Report each line of the data that includes the word "Annotation".

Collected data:
====
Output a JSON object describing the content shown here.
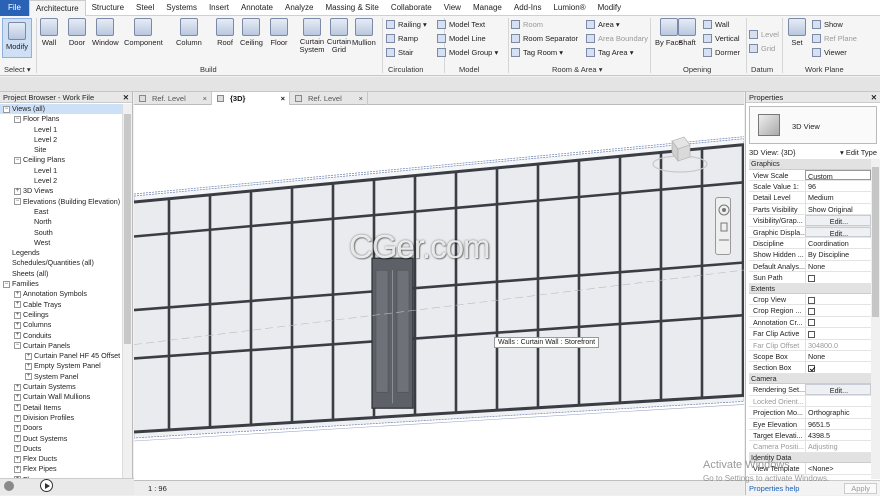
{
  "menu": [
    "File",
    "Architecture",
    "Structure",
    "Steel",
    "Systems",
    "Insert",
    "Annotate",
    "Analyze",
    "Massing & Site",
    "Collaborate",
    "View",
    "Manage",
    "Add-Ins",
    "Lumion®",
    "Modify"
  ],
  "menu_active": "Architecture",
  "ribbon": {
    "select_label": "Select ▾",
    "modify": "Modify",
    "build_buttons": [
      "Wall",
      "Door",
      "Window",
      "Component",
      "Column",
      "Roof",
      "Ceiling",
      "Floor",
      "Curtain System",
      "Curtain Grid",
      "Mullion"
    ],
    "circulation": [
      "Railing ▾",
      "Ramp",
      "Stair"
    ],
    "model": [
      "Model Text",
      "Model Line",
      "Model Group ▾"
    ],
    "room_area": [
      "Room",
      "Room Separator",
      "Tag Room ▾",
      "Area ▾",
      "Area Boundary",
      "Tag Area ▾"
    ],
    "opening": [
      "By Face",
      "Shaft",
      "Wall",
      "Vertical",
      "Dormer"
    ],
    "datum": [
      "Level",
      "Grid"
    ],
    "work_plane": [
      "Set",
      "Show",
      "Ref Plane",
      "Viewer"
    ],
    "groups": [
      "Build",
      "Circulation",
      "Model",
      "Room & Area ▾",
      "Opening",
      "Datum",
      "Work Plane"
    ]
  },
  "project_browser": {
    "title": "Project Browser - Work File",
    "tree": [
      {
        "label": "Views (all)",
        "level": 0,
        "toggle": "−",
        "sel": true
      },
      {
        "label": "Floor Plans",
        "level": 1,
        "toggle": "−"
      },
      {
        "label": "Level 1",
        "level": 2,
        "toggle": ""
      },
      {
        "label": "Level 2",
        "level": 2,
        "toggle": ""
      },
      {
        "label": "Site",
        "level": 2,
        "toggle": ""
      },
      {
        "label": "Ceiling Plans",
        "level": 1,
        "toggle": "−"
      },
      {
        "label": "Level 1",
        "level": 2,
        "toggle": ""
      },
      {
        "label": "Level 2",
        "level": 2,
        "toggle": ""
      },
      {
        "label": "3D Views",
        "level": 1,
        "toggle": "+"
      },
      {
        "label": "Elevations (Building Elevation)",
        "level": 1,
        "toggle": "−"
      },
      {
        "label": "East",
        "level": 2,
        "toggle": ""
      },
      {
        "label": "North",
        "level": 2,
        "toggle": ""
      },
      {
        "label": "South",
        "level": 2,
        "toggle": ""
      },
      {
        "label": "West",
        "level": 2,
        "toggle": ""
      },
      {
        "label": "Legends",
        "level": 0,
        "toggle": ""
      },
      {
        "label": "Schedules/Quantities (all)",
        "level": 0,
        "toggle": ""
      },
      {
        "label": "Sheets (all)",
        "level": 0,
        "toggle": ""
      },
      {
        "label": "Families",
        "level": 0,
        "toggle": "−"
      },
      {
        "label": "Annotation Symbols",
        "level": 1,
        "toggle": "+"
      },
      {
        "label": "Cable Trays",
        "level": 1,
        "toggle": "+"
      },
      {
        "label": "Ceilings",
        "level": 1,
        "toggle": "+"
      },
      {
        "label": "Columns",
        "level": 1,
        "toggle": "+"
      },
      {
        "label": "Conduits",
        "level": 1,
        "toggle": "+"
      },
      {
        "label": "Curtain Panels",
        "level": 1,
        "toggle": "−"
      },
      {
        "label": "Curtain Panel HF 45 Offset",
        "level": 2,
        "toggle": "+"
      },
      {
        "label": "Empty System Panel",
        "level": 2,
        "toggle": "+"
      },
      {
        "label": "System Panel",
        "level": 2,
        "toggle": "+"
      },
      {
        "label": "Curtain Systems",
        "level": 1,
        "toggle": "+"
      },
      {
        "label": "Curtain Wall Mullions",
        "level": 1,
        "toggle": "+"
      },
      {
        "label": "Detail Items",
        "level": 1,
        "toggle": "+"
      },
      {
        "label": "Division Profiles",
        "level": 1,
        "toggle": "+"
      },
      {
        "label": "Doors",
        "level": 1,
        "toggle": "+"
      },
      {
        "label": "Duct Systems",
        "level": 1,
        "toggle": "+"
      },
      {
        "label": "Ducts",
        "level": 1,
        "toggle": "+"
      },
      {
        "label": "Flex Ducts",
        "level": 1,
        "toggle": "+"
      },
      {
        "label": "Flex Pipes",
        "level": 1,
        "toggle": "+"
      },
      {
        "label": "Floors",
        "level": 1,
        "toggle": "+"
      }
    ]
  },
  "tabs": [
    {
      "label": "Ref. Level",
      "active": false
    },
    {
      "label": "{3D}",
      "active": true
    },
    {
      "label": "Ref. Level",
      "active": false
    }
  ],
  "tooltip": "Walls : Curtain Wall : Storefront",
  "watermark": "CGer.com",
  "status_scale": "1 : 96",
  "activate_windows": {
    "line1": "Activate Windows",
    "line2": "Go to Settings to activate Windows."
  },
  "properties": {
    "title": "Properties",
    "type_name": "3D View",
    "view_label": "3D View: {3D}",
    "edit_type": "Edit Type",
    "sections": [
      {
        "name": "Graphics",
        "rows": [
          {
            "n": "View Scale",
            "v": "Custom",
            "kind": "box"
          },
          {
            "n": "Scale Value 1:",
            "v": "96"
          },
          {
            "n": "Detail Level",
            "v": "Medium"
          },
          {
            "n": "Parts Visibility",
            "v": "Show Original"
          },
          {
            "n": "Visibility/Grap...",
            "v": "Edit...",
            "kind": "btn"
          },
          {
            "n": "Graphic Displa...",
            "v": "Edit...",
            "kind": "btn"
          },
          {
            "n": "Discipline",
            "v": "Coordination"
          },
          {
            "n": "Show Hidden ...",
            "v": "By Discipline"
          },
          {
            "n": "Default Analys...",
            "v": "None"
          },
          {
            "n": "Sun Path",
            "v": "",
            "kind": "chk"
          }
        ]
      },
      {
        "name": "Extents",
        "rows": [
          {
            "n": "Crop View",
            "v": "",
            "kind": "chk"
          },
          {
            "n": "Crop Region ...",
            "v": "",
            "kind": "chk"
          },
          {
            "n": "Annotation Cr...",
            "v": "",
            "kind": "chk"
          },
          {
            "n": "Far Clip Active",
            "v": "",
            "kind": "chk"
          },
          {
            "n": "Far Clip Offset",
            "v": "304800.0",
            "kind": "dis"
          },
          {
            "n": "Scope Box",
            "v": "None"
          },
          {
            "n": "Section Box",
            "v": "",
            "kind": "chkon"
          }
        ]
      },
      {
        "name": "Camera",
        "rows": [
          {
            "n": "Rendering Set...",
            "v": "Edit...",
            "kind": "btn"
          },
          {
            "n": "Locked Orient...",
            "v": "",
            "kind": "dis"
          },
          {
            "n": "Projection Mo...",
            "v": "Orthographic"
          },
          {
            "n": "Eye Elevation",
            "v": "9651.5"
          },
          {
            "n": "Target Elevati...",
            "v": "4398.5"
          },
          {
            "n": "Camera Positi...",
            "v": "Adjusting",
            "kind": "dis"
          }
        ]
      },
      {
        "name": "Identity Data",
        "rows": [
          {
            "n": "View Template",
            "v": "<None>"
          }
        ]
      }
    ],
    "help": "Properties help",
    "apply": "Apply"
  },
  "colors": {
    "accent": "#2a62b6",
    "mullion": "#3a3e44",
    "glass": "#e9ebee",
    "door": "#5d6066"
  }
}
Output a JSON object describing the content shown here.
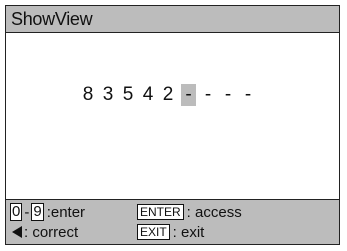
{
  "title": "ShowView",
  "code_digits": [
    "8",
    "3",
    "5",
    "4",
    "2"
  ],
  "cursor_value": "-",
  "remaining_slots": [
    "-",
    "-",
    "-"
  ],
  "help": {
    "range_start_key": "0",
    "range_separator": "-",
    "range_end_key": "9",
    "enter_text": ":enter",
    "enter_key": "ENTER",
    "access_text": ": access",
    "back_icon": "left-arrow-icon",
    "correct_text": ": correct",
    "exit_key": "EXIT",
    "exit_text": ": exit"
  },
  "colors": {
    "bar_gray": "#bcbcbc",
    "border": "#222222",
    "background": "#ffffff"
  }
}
====
= Response to the exercise =
        "label": "Annotation Symbols",
            "n": "Annotation Cr...",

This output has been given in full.